**** Excerpt ****

# 2000 Chevy 2500HD 6.0 4x4 Tranny Problem



## chamonixvt (Dec 16, 2009)

Hoping someone can point me in the right direction on how to trouble shoot a tranny problem. 

Transmission would not shift out of first gear which led me to believe it was in need of a rebuild/replacement. So, purchased a used tranny through a friend who owns a body shop, got it installed, new filter & fluid, and it still has the same problem, it won't shift out of first gear. My buddy at the body shop is telling me it is an electrical problem 

Before potentially spending a lot of money with a tranny mechanic trying to figure out what is wrong, I thought I'd see if anyone out there might have an idea or suggestion or experience?

In the end, I'm likely heading to a tranny mechanic but I thought I'd give this a try.....

Thanks


----------



## B&B (Nov 4, 2006)

Very likely an electrical issue, especially considering you changed the entire trans.

When a 4L80E gets stuck in first only it's usually do to a broken/damaged wire to either the input or output speed sensor, or a bad sensor if you swapped them from the old trans. Need to check the wires with an OHM meter and the sensors too. Your trans shop can do these checks for you for minimal cost.


----------



## chamonixvt (Dec 16, 2009)

thanks for pointing me in the right direction. In the course of tracking down this problem we came across the neutral safety switch which had two of the connections melted. Could this be the cause of the tranny not shifting or do we need to continue searching? We have not put in the new switch yet, just got it today from the dealer.

Any help would be appreciated.


----------



## B&B (Nov 4, 2006)

chamonixvt;922572 said:


> thanks for pointing me in the right direction. In the course of tracking down this problem we came across the neutral safety switch which had two of the connections melted. Could this be the cause of the tranny not shifting or do we need to continue searching?
> 
> Any help would be appreciated.


Melted connectors? As in from excessive heat?


----------



## chamonixvt (Dec 16, 2009)

appears to be the case - excessive heat that is..


----------



## chamonixvt (Dec 16, 2009)

if it is from excessive heat, any idea what could have caused this? I'm at a loss.


----------



## 2COR517 (Oct 23, 2008)

Are the connectors melted, or does it look there is glue type stuff all over them? Can you post a pic?


----------



## chamonixvt (Dec 16, 2009)

My buddy and I both agree, melted as they are disfigured. Will try and post a pic tomorrow.

Like the quote about change in your post - quite accurate.


----------



## B&B (Nov 4, 2006)

If they're actually melted then replace the connectors along with the switch. Connectors can be purchased as pigtails from the dealer. Not inexpensive, but available.


----------



## chamonixvt (Dec 16, 2009)

Got the switch and connectors from the dealer just haven't had a chance to work on it as my buddy who has the skills works for a ski resort in their maintenance shop - planning on replacing today. I'm just an extra set of hands and a source of information through this site - which has been extremely helpful and saved a fair amount of time.

Do you think this is the cause of the shifting problem? Also, any idea how these could have melted?


----------



## GLSCPE (Dec 22, 2006)

LOL this is such an issue with these trucks!! I have replaced Neutral Safety Switches twice in three years on my Duramax/Allison. They get trashed, and start throwing range shift inhibited errors, and wont drop into any gear. When they work they are great, but it is a common problem!

**** Data extract ****

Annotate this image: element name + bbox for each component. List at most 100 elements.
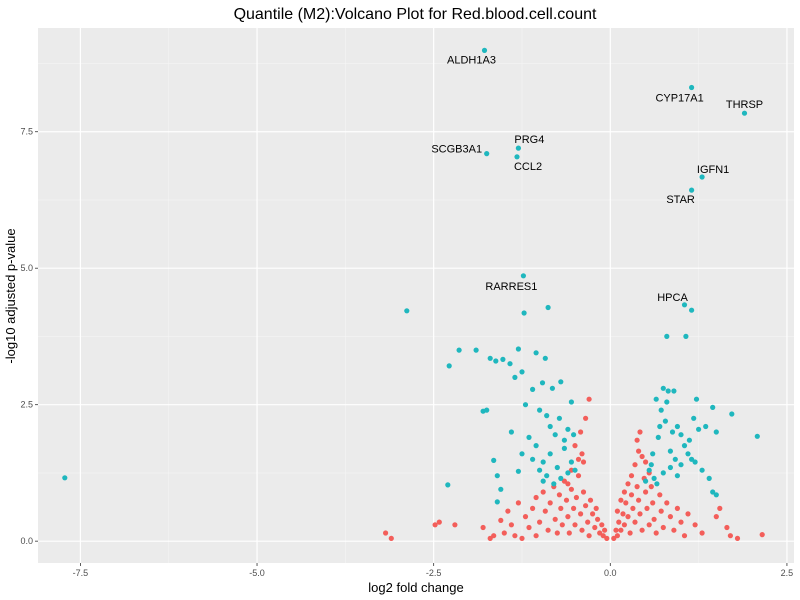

****

### Work to complete
From the transmission thread, reproduce word for word the passage starting with "Very likely an" and going on through "today from the dealer.".

### Written answer
Very likely an electrical issue, especially considering you changed the entire trans.

When a 4L80E gets stuck in first only it's usually do to a broken/damaged wire to either the input or output speed sensor, or a bad sensor if you swapped them from the old trans. Need to check the wires with an OHM meter and the sensors too. Your trans shop can do these checks for you for minimal cost.


----------



## chamonixvt (Dec 16, 2009)

thanks for pointing me in the right direction. In the course of tracking down this problem we came across the neutral safety switch which had two of the connections melted. Could this be the cause of the tranny not shifting or do we need to continue searching? We have not put in the new switch yet, just got it today from the dealer.